Filter the listing below, copying every line in which the word "American" appears.

## Records excerpted from a collection
▶
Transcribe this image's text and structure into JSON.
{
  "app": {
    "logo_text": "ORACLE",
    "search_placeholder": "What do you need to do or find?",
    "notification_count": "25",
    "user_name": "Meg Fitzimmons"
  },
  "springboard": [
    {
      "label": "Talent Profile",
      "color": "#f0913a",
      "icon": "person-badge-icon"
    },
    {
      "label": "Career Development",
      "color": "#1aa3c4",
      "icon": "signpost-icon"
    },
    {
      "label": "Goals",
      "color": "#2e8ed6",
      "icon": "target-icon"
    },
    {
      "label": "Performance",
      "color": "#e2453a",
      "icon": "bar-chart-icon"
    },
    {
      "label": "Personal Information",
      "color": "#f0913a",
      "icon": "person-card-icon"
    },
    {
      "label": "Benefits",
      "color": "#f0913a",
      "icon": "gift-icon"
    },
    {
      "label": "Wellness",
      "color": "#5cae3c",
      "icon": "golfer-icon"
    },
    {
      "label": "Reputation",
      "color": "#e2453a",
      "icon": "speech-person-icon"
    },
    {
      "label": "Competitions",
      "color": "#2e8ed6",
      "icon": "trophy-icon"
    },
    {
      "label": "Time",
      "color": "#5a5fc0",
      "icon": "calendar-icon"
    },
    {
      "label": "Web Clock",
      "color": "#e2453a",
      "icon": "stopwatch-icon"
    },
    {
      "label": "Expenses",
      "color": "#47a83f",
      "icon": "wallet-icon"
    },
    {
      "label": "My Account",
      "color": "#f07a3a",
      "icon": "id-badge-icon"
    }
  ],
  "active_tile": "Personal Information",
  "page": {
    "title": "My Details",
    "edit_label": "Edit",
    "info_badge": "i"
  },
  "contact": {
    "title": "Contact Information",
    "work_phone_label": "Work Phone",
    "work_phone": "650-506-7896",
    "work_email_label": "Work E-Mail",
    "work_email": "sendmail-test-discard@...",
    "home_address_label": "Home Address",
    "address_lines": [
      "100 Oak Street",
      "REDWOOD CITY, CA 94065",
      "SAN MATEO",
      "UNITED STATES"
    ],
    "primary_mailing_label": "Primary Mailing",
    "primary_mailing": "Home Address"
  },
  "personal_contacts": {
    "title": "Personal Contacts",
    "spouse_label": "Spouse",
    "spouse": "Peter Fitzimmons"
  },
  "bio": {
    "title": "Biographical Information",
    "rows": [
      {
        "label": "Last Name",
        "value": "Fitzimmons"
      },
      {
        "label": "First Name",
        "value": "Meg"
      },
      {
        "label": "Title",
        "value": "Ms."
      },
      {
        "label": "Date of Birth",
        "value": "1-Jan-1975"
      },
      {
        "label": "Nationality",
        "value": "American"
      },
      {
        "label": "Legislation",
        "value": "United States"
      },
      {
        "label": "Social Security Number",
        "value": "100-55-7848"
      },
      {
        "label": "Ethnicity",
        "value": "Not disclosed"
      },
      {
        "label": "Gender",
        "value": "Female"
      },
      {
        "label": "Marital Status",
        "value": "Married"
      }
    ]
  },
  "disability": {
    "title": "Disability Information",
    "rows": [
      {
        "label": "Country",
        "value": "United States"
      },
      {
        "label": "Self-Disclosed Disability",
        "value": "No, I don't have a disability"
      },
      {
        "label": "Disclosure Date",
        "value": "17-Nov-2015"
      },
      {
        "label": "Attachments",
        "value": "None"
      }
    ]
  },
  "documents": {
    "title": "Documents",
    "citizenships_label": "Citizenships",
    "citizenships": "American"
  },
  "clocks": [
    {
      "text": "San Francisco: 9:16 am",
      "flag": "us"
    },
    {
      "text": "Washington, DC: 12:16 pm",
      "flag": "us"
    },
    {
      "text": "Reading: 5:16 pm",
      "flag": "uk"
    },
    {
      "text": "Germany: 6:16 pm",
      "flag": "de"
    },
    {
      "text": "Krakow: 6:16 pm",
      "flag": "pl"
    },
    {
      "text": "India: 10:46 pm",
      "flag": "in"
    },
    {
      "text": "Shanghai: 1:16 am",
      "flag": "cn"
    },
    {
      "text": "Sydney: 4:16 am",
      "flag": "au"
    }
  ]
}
◀
## Correct output
        "value": "American"
    "citizenships": "American"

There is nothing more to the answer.